_DIRECTIONS_.
Reproduce the rows verbatim, starting with the first row and ending with the line that contains "heatmap-cell bbox=[469, 214, 629, 253]", which is included.

------------------------------

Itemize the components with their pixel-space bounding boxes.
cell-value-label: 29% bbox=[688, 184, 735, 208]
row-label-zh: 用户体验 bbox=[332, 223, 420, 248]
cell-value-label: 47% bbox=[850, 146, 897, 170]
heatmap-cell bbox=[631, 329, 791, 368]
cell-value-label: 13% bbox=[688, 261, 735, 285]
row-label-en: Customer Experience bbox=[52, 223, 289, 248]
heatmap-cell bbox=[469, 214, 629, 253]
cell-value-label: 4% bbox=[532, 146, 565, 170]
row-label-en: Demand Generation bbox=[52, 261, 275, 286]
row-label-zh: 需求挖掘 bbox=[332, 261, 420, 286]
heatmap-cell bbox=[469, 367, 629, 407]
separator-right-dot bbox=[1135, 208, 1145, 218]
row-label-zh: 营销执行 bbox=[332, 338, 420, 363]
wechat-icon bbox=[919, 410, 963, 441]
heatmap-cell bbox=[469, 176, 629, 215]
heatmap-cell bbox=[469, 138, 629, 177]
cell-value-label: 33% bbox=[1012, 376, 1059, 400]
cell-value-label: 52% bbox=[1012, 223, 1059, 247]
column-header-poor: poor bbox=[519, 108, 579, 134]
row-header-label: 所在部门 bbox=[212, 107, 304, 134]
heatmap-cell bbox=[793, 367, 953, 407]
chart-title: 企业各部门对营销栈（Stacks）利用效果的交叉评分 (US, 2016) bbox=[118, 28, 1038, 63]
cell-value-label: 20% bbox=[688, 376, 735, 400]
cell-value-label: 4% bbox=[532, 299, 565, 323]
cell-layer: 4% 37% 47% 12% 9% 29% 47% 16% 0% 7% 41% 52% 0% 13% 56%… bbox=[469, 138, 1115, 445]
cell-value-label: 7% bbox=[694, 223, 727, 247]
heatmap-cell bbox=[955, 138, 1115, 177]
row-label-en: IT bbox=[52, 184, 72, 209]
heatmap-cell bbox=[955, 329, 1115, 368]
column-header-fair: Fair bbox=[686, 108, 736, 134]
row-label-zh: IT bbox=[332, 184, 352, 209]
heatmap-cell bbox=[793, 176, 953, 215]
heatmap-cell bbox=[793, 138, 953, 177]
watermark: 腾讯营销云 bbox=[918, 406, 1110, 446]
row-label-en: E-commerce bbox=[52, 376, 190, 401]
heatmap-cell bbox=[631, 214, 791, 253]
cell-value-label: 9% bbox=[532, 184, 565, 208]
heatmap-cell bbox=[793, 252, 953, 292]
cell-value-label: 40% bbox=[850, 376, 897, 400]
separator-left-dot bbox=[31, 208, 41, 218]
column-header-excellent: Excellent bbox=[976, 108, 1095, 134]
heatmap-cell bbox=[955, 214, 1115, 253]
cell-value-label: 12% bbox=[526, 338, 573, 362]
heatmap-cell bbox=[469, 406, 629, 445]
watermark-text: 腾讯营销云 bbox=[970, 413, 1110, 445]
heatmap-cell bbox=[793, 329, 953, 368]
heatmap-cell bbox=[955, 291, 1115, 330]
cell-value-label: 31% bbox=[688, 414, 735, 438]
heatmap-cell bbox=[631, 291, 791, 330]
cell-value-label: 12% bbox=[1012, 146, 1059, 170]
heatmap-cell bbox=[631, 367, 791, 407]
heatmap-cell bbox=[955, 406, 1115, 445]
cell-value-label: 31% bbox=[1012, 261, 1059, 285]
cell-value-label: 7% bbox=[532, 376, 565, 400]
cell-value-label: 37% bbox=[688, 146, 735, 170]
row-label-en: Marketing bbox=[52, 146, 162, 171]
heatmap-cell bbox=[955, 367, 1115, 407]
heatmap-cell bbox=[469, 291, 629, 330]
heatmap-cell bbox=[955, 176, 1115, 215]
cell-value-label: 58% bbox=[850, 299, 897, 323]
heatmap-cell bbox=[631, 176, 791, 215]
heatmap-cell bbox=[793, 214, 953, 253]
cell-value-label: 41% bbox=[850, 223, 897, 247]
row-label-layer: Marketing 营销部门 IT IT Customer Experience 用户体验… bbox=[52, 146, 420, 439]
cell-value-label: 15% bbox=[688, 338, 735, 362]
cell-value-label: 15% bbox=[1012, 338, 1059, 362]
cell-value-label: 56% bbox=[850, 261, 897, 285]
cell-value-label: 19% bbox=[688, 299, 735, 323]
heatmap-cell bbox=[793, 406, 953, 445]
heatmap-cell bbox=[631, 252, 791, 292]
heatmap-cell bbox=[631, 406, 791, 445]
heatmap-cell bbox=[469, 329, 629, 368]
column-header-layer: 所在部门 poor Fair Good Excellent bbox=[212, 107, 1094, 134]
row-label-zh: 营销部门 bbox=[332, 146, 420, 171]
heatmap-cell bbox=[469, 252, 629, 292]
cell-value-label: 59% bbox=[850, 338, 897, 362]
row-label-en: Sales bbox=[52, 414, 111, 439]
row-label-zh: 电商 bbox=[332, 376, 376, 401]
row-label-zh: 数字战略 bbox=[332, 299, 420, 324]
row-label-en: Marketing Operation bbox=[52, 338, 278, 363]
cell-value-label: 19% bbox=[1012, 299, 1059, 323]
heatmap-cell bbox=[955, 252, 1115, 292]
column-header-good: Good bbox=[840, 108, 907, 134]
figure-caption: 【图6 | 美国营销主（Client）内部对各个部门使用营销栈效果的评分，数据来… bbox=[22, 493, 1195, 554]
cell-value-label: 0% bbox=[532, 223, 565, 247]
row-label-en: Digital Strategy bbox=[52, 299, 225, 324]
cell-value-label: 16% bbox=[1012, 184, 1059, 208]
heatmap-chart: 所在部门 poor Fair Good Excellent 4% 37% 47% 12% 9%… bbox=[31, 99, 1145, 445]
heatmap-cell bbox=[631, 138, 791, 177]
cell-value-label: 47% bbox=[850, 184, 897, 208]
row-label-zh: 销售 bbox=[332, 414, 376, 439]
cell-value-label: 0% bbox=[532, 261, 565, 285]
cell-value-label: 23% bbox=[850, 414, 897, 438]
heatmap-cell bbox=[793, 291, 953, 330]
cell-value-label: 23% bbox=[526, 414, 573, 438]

------------------------------

_EXPECTED OUTPUT_.
Itemize the components with their pixel-space bounding boxes.
cell-value-label: 29% bbox=[688, 184, 735, 208]
row-label-zh: 用户体验 bbox=[332, 223, 420, 248]
cell-value-label: 47% bbox=[850, 146, 897, 170]
heatmap-cell bbox=[631, 329, 791, 368]
cell-value-label: 13% bbox=[688, 261, 735, 285]
row-label-en: Customer Experience bbox=[52, 223, 289, 248]
heatmap-cell bbox=[469, 214, 629, 253]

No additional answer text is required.